■ **What to produce**
Search the listing for "commission" and copy every line where it appears.

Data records
-*-

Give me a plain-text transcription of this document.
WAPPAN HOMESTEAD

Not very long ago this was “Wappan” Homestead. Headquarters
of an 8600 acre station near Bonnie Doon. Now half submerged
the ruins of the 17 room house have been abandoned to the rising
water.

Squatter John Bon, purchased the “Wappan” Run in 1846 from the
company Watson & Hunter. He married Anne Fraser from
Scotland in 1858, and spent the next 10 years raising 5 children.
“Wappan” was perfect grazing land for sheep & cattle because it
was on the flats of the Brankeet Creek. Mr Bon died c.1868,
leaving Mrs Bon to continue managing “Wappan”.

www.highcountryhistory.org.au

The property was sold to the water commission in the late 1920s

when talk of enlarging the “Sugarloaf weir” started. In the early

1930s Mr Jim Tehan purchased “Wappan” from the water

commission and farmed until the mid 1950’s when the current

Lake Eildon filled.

-*-

■ **Answer to the exercise**
The property was sold to the water commission in the late 1920s
commission and farmed until the mid 1950’s when the current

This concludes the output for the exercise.